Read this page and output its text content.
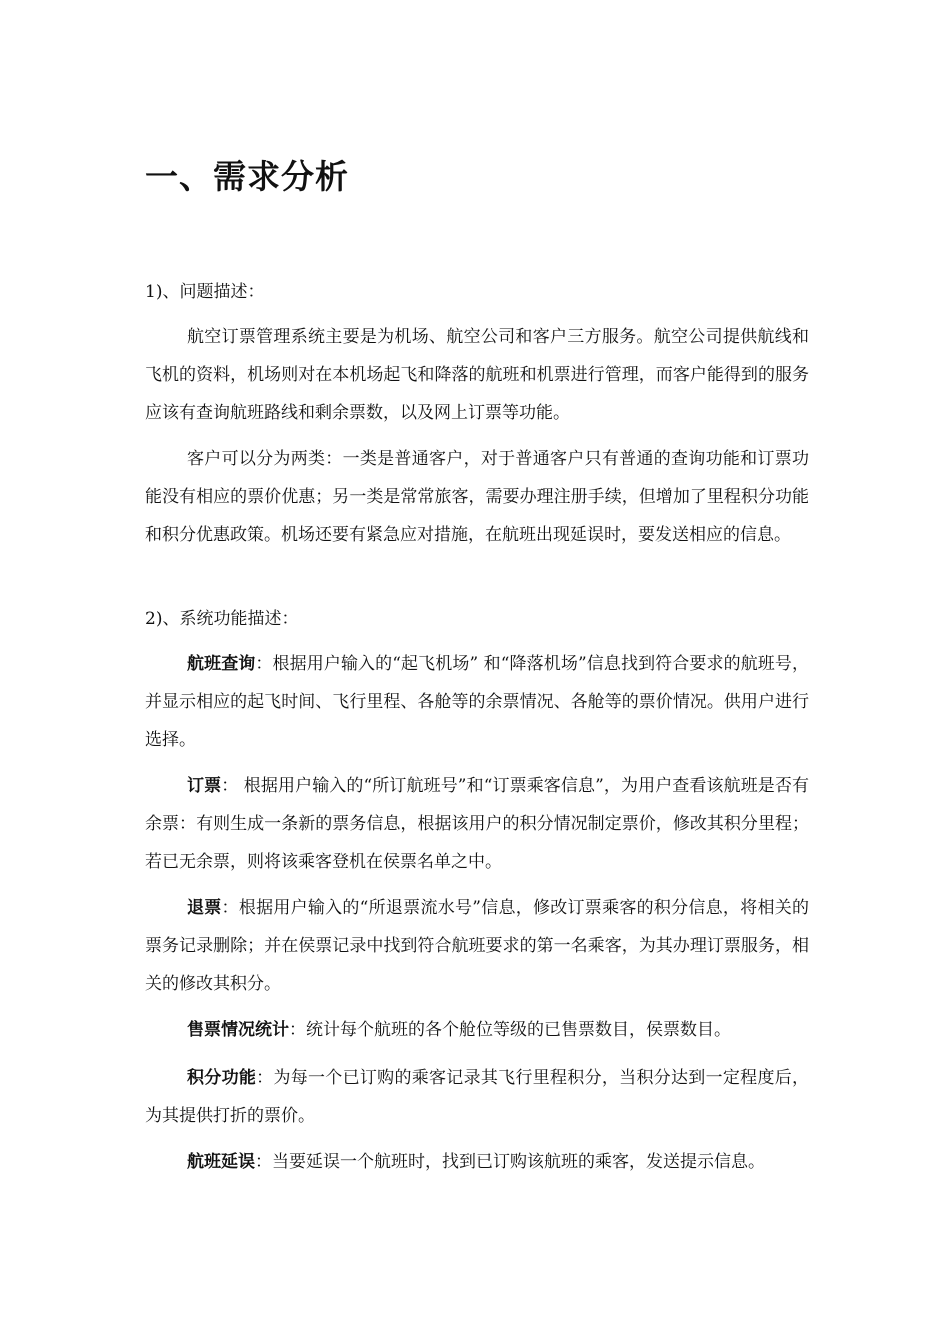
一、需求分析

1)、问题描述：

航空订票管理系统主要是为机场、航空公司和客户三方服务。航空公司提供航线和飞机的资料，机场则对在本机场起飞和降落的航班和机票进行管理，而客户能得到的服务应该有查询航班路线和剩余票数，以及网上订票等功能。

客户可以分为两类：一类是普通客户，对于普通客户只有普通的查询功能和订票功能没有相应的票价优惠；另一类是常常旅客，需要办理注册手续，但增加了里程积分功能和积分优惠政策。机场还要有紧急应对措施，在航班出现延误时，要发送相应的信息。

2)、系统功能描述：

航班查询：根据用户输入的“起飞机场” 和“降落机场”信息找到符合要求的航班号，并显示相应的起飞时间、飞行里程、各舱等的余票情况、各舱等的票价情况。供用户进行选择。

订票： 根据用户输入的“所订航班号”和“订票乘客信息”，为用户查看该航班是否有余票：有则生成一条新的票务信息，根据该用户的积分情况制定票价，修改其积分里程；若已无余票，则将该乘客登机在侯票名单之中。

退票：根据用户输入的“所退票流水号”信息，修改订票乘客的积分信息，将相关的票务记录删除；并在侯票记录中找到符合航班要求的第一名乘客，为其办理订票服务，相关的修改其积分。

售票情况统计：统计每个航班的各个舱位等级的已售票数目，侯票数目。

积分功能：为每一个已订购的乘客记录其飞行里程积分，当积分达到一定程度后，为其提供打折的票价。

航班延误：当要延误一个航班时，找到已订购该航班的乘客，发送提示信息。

——

» **GIVEN TASK**
Retype all the records shown above, character for character. Omit every picture.

» **RESPONSE FOR THIS EXERCISE**
Read this page and output its text content.
一、需求分析

1)、问题描述：

航空订票管理系统主要是为机场、航空公司和客户三方服务。航空公司提供航线和飞机的资料，机场则对在本机场起飞和降落的航班和机票进行管理，而客户能得到的服务应该有查询航班路线和剩余票数，以及网上订票等功能。

客户可以分为两类：一类是普通客户，对于普通客户只有普通的查询功能和订票功能没有相应的票价优惠；另一类是常常旅客，需要办理注册手续，但增加了里程积分功能和积分优惠政策。机场还要有紧急应对措施，在航班出现延误时，要发送相应的信息。

2)、系统功能描述：

航班查询：根据用户输入的“起飞机场” 和“降落机场”信息找到符合要求的航班号，并显示相应的起飞时间、飞行里程、各舱等的余票情况、各舱等的票价情况。供用户进行选择。

订票： 根据用户输入的“所订航班号”和“订票乘客信息”，为用户查看该航班是否有余票：有则生成一条新的票务信息，根据该用户的积分情况制定票价，修改其积分里程；若已无余票，则将该乘客登机在侯票名单之中。

退票：根据用户输入的“所退票流水号”信息，修改订票乘客的积分信息，将相关的票务记录删除；并在侯票记录中找到符合航班要求的第一名乘客，为其办理订票服务，相关的修改其积分。

售票情况统计：统计每个航班的各个舱位等级的已售票数目，侯票数目。

积分功能：为每一个已订购的乘客记录其飞行里程积分，当积分达到一定程度后，为其提供打折的票价。

航班延误：当要延误一个航班时，找到已订购该航班的乘客，发送提示信息。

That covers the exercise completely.